◆ **What you should do**: Revise the entries below by changing "bounding boxes" to "bounding rectangles" everywhere it occurs, keeping every other line and character the same.

━━━━━━

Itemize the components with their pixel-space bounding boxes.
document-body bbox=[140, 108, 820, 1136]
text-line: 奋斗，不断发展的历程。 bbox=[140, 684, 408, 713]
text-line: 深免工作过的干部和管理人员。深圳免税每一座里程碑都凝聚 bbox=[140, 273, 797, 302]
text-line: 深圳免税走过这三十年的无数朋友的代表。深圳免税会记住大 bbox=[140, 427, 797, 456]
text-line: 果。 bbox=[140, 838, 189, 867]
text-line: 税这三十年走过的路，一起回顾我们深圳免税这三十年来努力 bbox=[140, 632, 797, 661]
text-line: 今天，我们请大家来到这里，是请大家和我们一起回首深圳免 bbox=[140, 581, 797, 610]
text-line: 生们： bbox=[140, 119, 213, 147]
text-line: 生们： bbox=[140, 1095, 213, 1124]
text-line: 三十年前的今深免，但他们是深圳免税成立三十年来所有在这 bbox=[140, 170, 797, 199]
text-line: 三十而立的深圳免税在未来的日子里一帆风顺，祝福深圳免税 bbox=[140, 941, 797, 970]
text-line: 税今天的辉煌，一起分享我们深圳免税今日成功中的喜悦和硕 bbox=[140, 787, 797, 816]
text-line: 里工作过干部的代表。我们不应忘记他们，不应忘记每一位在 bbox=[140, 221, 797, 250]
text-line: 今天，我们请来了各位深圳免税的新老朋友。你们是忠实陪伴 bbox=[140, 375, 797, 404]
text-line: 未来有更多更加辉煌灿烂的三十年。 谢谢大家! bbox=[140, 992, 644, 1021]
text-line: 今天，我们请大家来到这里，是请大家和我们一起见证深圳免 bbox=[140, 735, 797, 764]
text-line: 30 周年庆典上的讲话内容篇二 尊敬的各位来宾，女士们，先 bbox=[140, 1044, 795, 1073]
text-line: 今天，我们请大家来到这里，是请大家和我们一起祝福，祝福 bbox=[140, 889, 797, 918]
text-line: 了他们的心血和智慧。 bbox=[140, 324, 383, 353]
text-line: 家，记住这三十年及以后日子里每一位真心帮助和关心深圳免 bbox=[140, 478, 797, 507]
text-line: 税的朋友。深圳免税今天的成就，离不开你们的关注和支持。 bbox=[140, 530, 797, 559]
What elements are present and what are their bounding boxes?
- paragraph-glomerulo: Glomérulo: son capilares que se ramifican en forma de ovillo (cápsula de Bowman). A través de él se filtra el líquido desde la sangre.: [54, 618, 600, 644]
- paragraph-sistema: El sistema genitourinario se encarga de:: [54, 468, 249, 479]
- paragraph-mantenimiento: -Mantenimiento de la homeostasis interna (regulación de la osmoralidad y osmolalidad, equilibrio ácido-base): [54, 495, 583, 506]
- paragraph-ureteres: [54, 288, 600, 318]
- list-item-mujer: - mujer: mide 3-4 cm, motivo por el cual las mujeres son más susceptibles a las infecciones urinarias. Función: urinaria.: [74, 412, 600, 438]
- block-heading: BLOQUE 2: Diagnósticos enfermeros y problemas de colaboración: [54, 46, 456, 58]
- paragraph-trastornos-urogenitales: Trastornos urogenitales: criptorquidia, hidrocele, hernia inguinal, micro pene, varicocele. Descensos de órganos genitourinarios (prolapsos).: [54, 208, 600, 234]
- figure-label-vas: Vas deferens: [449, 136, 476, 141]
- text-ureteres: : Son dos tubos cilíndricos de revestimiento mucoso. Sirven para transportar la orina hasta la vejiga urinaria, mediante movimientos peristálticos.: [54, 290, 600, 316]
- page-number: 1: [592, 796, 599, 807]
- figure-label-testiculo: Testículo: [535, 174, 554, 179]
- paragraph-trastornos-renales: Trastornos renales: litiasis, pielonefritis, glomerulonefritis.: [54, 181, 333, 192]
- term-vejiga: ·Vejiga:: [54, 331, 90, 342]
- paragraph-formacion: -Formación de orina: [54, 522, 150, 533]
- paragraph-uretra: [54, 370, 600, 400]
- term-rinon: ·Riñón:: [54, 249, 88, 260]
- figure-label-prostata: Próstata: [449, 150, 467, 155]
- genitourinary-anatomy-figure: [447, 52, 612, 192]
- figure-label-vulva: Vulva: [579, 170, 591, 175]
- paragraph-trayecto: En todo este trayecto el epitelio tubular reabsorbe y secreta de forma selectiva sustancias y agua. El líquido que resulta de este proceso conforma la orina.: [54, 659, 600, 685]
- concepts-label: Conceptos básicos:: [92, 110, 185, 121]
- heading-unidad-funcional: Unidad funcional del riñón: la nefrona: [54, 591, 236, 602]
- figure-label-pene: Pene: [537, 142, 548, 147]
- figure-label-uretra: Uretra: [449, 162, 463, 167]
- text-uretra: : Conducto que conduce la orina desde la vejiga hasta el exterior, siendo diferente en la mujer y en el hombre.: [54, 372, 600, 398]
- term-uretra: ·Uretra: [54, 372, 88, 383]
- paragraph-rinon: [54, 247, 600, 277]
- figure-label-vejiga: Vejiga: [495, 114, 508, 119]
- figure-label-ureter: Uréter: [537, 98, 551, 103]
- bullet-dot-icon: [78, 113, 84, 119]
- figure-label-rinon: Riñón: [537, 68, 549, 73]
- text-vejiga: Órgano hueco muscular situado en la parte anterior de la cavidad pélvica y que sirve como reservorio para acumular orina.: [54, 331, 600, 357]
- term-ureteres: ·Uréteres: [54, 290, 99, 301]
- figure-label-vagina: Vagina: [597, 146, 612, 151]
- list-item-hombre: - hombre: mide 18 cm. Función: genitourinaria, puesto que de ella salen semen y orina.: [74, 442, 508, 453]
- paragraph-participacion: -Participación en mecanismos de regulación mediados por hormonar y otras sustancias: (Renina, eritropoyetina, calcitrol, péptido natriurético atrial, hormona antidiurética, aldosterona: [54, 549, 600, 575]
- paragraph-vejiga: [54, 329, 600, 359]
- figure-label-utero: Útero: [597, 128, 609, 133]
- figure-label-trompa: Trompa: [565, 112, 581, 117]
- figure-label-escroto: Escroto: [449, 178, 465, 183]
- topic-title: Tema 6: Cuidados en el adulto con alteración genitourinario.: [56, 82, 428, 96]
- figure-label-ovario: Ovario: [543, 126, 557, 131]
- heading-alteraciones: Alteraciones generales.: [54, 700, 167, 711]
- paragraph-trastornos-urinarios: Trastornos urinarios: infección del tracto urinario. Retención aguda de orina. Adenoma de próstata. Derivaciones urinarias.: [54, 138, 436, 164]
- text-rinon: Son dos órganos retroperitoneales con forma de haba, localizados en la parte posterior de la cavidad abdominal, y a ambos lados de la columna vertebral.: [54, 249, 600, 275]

━━━━━━

◆ **Output**:
Itemize the components with their pixel-space bounding rectangles.
document-body bbox=[140, 108, 820, 1136]
text-line: 奋斗，不断发展的历程。 bbox=[140, 684, 408, 713]
text-line: 深免工作过的干部和管理人员。深圳免税每一座里程碑都凝聚 bbox=[140, 273, 797, 302]
text-line: 深圳免税走过这三十年的无数朋友的代表。深圳免税会记住大 bbox=[140, 427, 797, 456]
text-line: 果。 bbox=[140, 838, 189, 867]
text-line: 税这三十年走过的路，一起回顾我们深圳免税这三十年来努力 bbox=[140, 632, 797, 661]
text-line: 今天，我们请大家来到这里，是请大家和我们一起回首深圳免 bbox=[140, 581, 797, 610]
text-line: 生们： bbox=[140, 119, 213, 147]
text-line: 生们： bbox=[140, 1095, 213, 1124]
text-line: 三十年前的今深免，但他们是深圳免税成立三十年来所有在这 bbox=[140, 170, 797, 199]
text-line: 三十而立的深圳免税在未来的日子里一帆风顺，祝福深圳免税 bbox=[140, 941, 797, 970]
text-line: 税今天的辉煌，一起分享我们深圳免税今日成功中的喜悦和硕 bbox=[140, 787, 797, 816]
text-line: 里工作过干部的代表。我们不应忘记他们，不应忘记每一位在 bbox=[140, 221, 797, 250]
text-line: 今天，我们请来了各位深圳免税的新老朋友。你们是忠实陪伴 bbox=[140, 375, 797, 404]
text-line: 未来有更多更加辉煌灿烂的三十年。 谢谢大家! bbox=[140, 992, 644, 1021]
text-line: 今天，我们请大家来到这里，是请大家和我们一起见证深圳免 bbox=[140, 735, 797, 764]
text-line: 30 周年庆典上的讲话内容篇二 尊敬的各位来宾，女士们，先 bbox=[140, 1044, 795, 1073]
text-line: 今天，我们请大家来到这里，是请大家和我们一起祝福，祝福 bbox=[140, 889, 797, 918]
text-line: 了他们的心血和智慧。 bbox=[140, 324, 383, 353]
text-line: 家，记住这三十年及以后日子里每一位真心帮助和关心深圳免 bbox=[140, 478, 797, 507]
text-line: 税的朋友。深圳免税今天的成就，离不开你们的关注和支持。 bbox=[140, 530, 797, 559]
What elements are present and what are their bounding rectangles?
- paragraph-glomerulo: Glomérulo: son capilares que se ramifican en forma de ovillo (cápsula de Bowman). A través de él se filtra el líquido desde la sangre.: [54, 618, 600, 644]
- paragraph-sistema: El sistema genitourinario se encarga de:: [54, 468, 249, 479]
- paragraph-mantenimiento: -Mantenimiento de la homeostasis interna (regulación de la osmoralidad y osmolalidad, equilibrio ácido-base): [54, 495, 583, 506]
- paragraph-ureteres: [54, 288, 600, 318]
- list-item-mujer: - mujer: mide 3-4 cm, motivo por el cual las mujeres son más susceptibles a las infecciones urinarias. Función: urinaria.: [74, 412, 600, 438]
- block-heading: BLOQUE 2: Diagnósticos enfermeros y problemas de colaboración: [54, 46, 456, 58]
- paragraph-trastornos-urogenitales: Trastornos urogenitales: criptorquidia, hidrocele, hernia inguinal, micro pene, varicocele. Descensos de órganos genitourinarios (prolapsos).: [54, 208, 600, 234]
- figure-label-vas: Vas deferens: [449, 136, 476, 141]
- text-ureteres: : Son dos tubos cilíndricos de revestimiento mucoso. Sirven para transportar la orina hasta la vejiga urinaria, mediante movimientos peristálticos.: [54, 290, 600, 316]
- page-number: 1: [592, 796, 599, 807]
- figure-label-testiculo: Testículo: [535, 174, 554, 179]
- paragraph-trastornos-renales: Trastornos renales: litiasis, pielonefritis, glomerulonefritis.: [54, 181, 333, 192]
- term-vejiga: ·Vejiga:: [54, 331, 90, 342]
- paragraph-formacion: -Formación de orina: [54, 522, 150, 533]
- paragraph-uretra: [54, 370, 600, 400]
- term-rinon: ·Riñón:: [54, 249, 88, 260]
- figure-label-prostata: Próstata: [449, 150, 467, 155]
- genitourinary-anatomy-figure: [447, 52, 612, 192]
- figure-label-vulva: Vulva: [579, 170, 591, 175]
- paragraph-trayecto: En todo este trayecto el epitelio tubular reabsorbe y secreta de forma selectiva sustancias y agua. El líquido que resulta de este proceso conforma la orina.: [54, 659, 600, 685]
- concepts-label: Conceptos básicos:: [92, 110, 185, 121]
- heading-unidad-funcional: Unidad funcional del riñón: la nefrona: [54, 591, 236, 602]
- figure-label-pene: Pene: [537, 142, 548, 147]
- figure-label-uretra: Uretra: [449, 162, 463, 167]
- text-uretra: : Conducto que conduce la orina desde la vejiga hasta el exterior, siendo diferente en la mujer y en el hombre.: [54, 372, 600, 398]
- term-uretra: ·Uretra: [54, 372, 88, 383]
- paragraph-rinon: [54, 247, 600, 277]
- figure-label-vejiga: Vejiga: [495, 114, 508, 119]
- figure-label-ureter: Uréter: [537, 98, 551, 103]
- bullet-dot-icon: [78, 113, 84, 119]
- figure-label-rinon: Riñón: [537, 68, 549, 73]
- text-vejiga: Órgano hueco muscular situado en la parte anterior de la cavidad pélvica y que sirve como reservorio para acumular orina.: [54, 331, 600, 357]
- term-ureteres: ·Uréteres: [54, 290, 99, 301]
- figure-label-vagina: Vagina: [597, 146, 612, 151]
- list-item-hombre: - hombre: mide 18 cm. Función: genitourinaria, puesto que de ella salen semen y orina.: [74, 442, 508, 453]
- paragraph-participacion: -Participación en mecanismos de regulación mediados por hormonar y otras sustancias: (Renina, eritropoyetina, calcitrol, péptido natriurético atrial, hormona antidiurética, aldosterona: [54, 549, 600, 575]
- paragraph-vejiga: [54, 329, 600, 359]
- figure-label-utero: Útero: [597, 128, 609, 133]
- figure-label-trompa: Trompa: [565, 112, 581, 117]
- figure-label-escroto: Escroto: [449, 178, 465, 183]
- topic-title: Tema 6: Cuidados en el adulto con alteración genitourinario.: [56, 82, 428, 96]
- figure-label-ovario: Ovario: [543, 126, 557, 131]
- heading-alteraciones: Alteraciones generales.: [54, 700, 167, 711]
- paragraph-trastornos-urinarios: Trastornos urinarios: infección del tracto urinario. Retención aguda de orina. Adenoma de próstata. Derivaciones urinarias.: [54, 138, 436, 164]
- text-rinon: Son dos órganos retroperitoneales con forma de haba, localizados en la parte posterior de la cavidad abdominal, y a ambos lados de la columna vertebral.: [54, 249, 600, 275]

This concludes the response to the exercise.